**Prompt**
Reproduce the data in its entirety, exactly as supplied.

**Extracted entries**
++++++++++

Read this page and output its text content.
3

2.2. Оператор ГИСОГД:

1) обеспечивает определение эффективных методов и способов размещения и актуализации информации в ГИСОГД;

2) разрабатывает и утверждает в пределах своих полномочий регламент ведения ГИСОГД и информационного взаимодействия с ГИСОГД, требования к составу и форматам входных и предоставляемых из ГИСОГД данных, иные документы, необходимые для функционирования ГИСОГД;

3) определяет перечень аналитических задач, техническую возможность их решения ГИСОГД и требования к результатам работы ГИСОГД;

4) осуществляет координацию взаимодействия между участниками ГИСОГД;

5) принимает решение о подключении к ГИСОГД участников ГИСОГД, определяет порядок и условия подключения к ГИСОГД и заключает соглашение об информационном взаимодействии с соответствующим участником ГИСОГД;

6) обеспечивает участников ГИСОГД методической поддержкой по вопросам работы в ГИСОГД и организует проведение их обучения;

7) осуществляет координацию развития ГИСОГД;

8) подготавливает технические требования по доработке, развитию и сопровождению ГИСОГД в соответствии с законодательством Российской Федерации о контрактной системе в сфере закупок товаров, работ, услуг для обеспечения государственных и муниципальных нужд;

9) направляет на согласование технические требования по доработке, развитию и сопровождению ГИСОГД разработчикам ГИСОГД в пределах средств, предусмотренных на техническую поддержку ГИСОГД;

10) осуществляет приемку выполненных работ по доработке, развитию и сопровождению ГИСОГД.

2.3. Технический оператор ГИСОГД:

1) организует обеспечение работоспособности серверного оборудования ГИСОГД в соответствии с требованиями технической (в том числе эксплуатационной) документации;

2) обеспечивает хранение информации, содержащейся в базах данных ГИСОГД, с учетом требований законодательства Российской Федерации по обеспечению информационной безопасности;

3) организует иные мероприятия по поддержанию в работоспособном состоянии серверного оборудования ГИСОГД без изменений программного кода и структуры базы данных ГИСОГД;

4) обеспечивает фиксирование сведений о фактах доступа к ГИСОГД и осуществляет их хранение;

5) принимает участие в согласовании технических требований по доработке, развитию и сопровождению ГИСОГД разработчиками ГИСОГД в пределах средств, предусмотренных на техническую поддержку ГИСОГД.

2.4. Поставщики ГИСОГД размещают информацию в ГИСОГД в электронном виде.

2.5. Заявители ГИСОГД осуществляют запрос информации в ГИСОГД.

++++++++++

**Solution for this task**
Read this page and output its text content.
3

2.2. Оператор ГИСОГД:

1) обеспечивает определение эффективных методов и способов размещения и актуализации информации в ГИСОГД;

2) разрабатывает и утверждает в пределах своих полномочий регламент ведения ГИСОГД и информационного взаимодействия с ГИСОГД, требования к составу и форматам входных и предоставляемых из ГИСОГД данных, иные документы, необходимые для функционирования ГИСОГД;

3) определяет перечень аналитических задач, техническую возможность их решения ГИСОГД и требования к результатам работы ГИСОГД;

4) осуществляет координацию взаимодействия между участниками ГИСОГД;

5) принимает решение о подключении к ГИСОГД участников ГИСОГД, определяет порядок и условия подключения к ГИСОГД и заключает соглашение об информационном взаимодействии с соответствующим участником ГИСОГД;

6) обеспечивает участников ГИСОГД методической поддержкой по вопросам работы в ГИСОГД и организует проведение их обучения;

7) осуществляет координацию развития ГИСОГД;

8) подготавливает технические требования по доработке, развитию и сопровождению ГИСОГД в соответствии с законодательством Российской Федерации о контрактной системе в сфере закупок товаров, работ, услуг для обеспечения государственных и муниципальных нужд;

9) направляет на согласование технические требования по доработке, развитию и сопровождению ГИСОГД разработчикам ГИСОГД в пределах средств, предусмотренных на техническую поддержку ГИСОГД;

10) осуществляет приемку выполненных работ по доработке, развитию и сопровождению ГИСОГД.

2.3. Технический оператор ГИСОГД:

1) организует обеспечение работоспособности серверного оборудования ГИСОГД в соответствии с требованиями технической (в том числе эксплуатационной) документации;

2) обеспечивает хранение информации, содержащейся в базах данных ГИСОГД, с учетом требований законодательства Российской Федерации по обеспечению информационной безопасности;

3) организует иные мероприятия по поддержанию в работоспособном состоянии серверного оборудования ГИСОГД без изменений программного кода и структуры базы данных ГИСОГД;

4) обеспечивает фиксирование сведений о фактах доступа к ГИСОГД и осуществляет их хранение;

5) принимает участие в согласовании технических требований по доработке, развитию и сопровождению ГИСОГД разработчиками ГИСОГД в пределах средств, предусмотренных на техническую поддержку ГИСОГД.

2.4. Поставщики ГИСОГД размещают информацию в ГИСОГД в электронном виде.

2.5. Заявители ГИСОГД осуществляют запрос информации в ГИСОГД.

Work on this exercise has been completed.